THE REQUEST: Reproduce the records. Keep every word exact and include no images.
— BEGIN PROVIDED DATA —
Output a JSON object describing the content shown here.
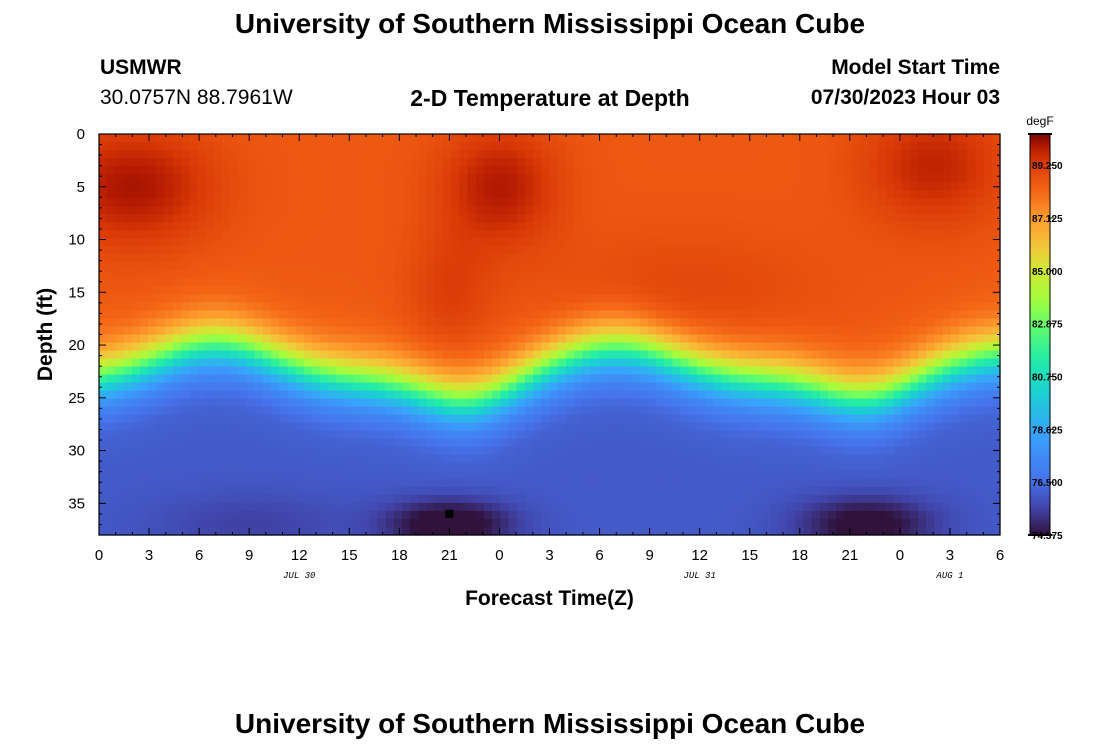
{
  "header": {
    "title": "University of Southern Mississippi Ocean Cube",
    "station": "USMWR",
    "coords": "30.0757N  88.7961W",
    "subtitle": "2-D Temperature at Depth",
    "model_label": "Model Start Time",
    "model_time": "07/30/2023 Hour 03"
  },
  "footer": {
    "title": "University of Southern Mississippi Ocean Cube"
  },
  "chart_data": {
    "type": "heatmap",
    "title": "2-D Temperature at Depth",
    "xlabel": "Forecast Time(Z)",
    "ylabel": "Depth (ft)",
    "x_hours_range": [
      0,
      54
    ],
    "x_tick_labels": [
      "0",
      "3",
      "6",
      "9",
      "12",
      "15",
      "18",
      "21",
      "0",
      "3",
      "6",
      "9",
      "12",
      "15",
      "18",
      "21",
      "0",
      "3",
      "6"
    ],
    "date_labels": [
      {
        "text": "JUL 30",
        "hour": 12
      },
      {
        "text": "JUL 31",
        "hour": 36
      },
      {
        "text": "AUG 1",
        "hour": 51
      }
    ],
    "y_range": [
      0,
      38
    ],
    "y_ticks": [
      0,
      5,
      10,
      15,
      20,
      25,
      30,
      35
    ],
    "colorbar": {
      "unit": "degF",
      "min": 74.375,
      "max": 90.5,
      "tick_values": [
        74.375,
        76.5,
        78.625,
        80.75,
        82.875,
        85.0,
        87.125,
        89.25
      ],
      "tick_labels": [
        "74.375",
        "76.500",
        "78.625",
        "80.750",
        "82.875",
        "85.000",
        "87.125",
        "89.250"
      ]
    },
    "marker": {
      "hour": 21,
      "depth": 36
    },
    "grid": false
  }
}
— END PROVIDED DATA —
FINAL ANSWER:
Output a JSON object describing the content shown here.
{
  "header": {
    "title": "University of Southern Mississippi Ocean Cube",
    "station": "USMWR",
    "coords": "30.0757N  88.7961W",
    "subtitle": "2-D Temperature at Depth",
    "model_label": "Model Start Time",
    "model_time": "07/30/2023 Hour 03"
  },
  "footer": {
    "title": "University of Southern Mississippi Ocean Cube"
  },
  "chart_data": {
    "type": "heatmap",
    "title": "2-D Temperature at Depth",
    "xlabel": "Forecast Time(Z)",
    "ylabel": "Depth (ft)",
    "x_hours_range": [
      0,
      54
    ],
    "x_tick_labels": [
      "0",
      "3",
      "6",
      "9",
      "12",
      "15",
      "18",
      "21",
      "0",
      "3",
      "6",
      "9",
      "12",
      "15",
      "18",
      "21",
      "0",
      "3",
      "6"
    ],
    "date_labels": [
      {
        "text": "JUL 30",
        "hour": 12
      },
      {
        "text": "JUL 31",
        "hour": 36
      },
      {
        "text": "AUG 1",
        "hour": 51
      }
    ],
    "y_range": [
      0,
      38
    ],
    "y_ticks": [
      0,
      5,
      10,
      15,
      20,
      25,
      30,
      35
    ],
    "colorbar": {
      "unit": "degF",
      "min": 74.375,
      "max": 90.5,
      "tick_values": [
        74.375,
        76.5,
        78.625,
        80.75,
        82.875,
        85.0,
        87.125,
        89.25
      ],
      "tick_labels": [
        "74.375",
        "76.500",
        "78.625",
        "80.750",
        "82.875",
        "85.000",
        "87.125",
        "89.250"
      ]
    },
    "marker": {
      "hour": 21,
      "depth": 36
    },
    "grid": false
  }
}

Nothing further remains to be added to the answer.